Brief: Output all of the records exactly as written.

[Excerpts from a figure dataset]
START

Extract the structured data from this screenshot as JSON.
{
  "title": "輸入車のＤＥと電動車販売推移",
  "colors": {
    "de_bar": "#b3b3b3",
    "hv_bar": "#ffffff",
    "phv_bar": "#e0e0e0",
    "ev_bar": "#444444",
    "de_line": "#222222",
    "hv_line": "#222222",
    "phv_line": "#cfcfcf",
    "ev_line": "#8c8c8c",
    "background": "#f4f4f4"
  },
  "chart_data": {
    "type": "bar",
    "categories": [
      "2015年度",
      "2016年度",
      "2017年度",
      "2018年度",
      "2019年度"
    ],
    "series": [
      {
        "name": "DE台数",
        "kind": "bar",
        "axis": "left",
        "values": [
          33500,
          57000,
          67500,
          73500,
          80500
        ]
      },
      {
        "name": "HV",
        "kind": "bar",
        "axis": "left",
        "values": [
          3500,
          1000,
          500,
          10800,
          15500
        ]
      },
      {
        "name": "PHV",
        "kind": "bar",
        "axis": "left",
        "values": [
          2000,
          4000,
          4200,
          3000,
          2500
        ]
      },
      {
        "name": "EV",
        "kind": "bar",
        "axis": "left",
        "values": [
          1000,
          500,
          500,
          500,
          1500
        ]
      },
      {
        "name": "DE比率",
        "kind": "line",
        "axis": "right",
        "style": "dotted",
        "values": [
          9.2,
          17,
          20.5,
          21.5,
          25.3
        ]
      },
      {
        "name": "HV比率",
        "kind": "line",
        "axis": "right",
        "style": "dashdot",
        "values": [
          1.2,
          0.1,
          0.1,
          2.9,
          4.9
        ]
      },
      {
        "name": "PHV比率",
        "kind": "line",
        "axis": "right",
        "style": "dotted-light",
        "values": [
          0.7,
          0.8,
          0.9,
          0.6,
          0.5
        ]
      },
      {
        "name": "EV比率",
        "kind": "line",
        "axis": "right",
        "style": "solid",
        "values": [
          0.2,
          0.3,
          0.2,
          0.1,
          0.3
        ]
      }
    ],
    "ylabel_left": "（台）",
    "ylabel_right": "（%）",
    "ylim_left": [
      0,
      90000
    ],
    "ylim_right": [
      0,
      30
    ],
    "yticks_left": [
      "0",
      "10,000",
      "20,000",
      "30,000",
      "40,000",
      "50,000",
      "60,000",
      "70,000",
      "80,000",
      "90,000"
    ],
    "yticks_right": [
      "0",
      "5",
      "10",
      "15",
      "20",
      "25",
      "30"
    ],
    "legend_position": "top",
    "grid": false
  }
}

END

Solution:
Extract the structured data from this screenshot as JSON.
{
  "title": "輸入車のＤＥと電動車販売推移",
  "colors": {
    "de_bar": "#b3b3b3",
    "hv_bar": "#ffffff",
    "phv_bar": "#e0e0e0",
    "ev_bar": "#444444",
    "de_line": "#222222",
    "hv_line": "#222222",
    "phv_line": "#cfcfcf",
    "ev_line": "#8c8c8c",
    "background": "#f4f4f4"
  },
  "chart_data": {
    "type": "bar",
    "categories": [
      "2015年度",
      "2016年度",
      "2017年度",
      "2018年度",
      "2019年度"
    ],
    "series": [
      {
        "name": "DE台数",
        "kind": "bar",
        "axis": "left",
        "values": [
          33500,
          57000,
          67500,
          73500,
          80500
        ]
      },
      {
        "name": "HV",
        "kind": "bar",
        "axis": "left",
        "values": [
          3500,
          1000,
          500,
          10800,
          15500
        ]
      },
      {
        "name": "PHV",
        "kind": "bar",
        "axis": "left",
        "values": [
          2000,
          4000,
          4200,
          3000,
          2500
        ]
      },
      {
        "name": "EV",
        "kind": "bar",
        "axis": "left",
        "values": [
          1000,
          500,
          500,
          500,
          1500
        ]
      },
      {
        "name": "DE比率",
        "kind": "line",
        "axis": "right",
        "style": "dotted",
        "values": [
          9.2,
          17,
          20.5,
          21.5,
          25.3
        ]
      },
      {
        "name": "HV比率",
        "kind": "line",
        "axis": "right",
        "style": "dashdot",
        "values": [
          1.2,
          0.1,
          0.1,
          2.9,
          4.9
        ]
      },
      {
        "name": "PHV比率",
        "kind": "line",
        "axis": "right",
        "style": "dotted-light",
        "values": [
          0.7,
          0.8,
          0.9,
          0.6,
          0.5
        ]
      },
      {
        "name": "EV比率",
        "kind": "line",
        "axis": "right",
        "style": "solid",
        "values": [
          0.2,
          0.3,
          0.2,
          0.1,
          0.3
        ]
      }
    ],
    "ylabel_left": "（台）",
    "ylabel_right": "（%）",
    "ylim_left": [
      0,
      90000
    ],
    "ylim_right": [
      0,
      30
    ],
    "yticks_left": [
      "0",
      "10,000",
      "20,000",
      "30,000",
      "40,000",
      "50,000",
      "60,000",
      "70,000",
      "80,000",
      "90,000"
    ],
    "yticks_right": [
      "0",
      "5",
      "10",
      "15",
      "20",
      "25",
      "30"
    ],
    "legend_position": "top",
    "grid": false
  }
}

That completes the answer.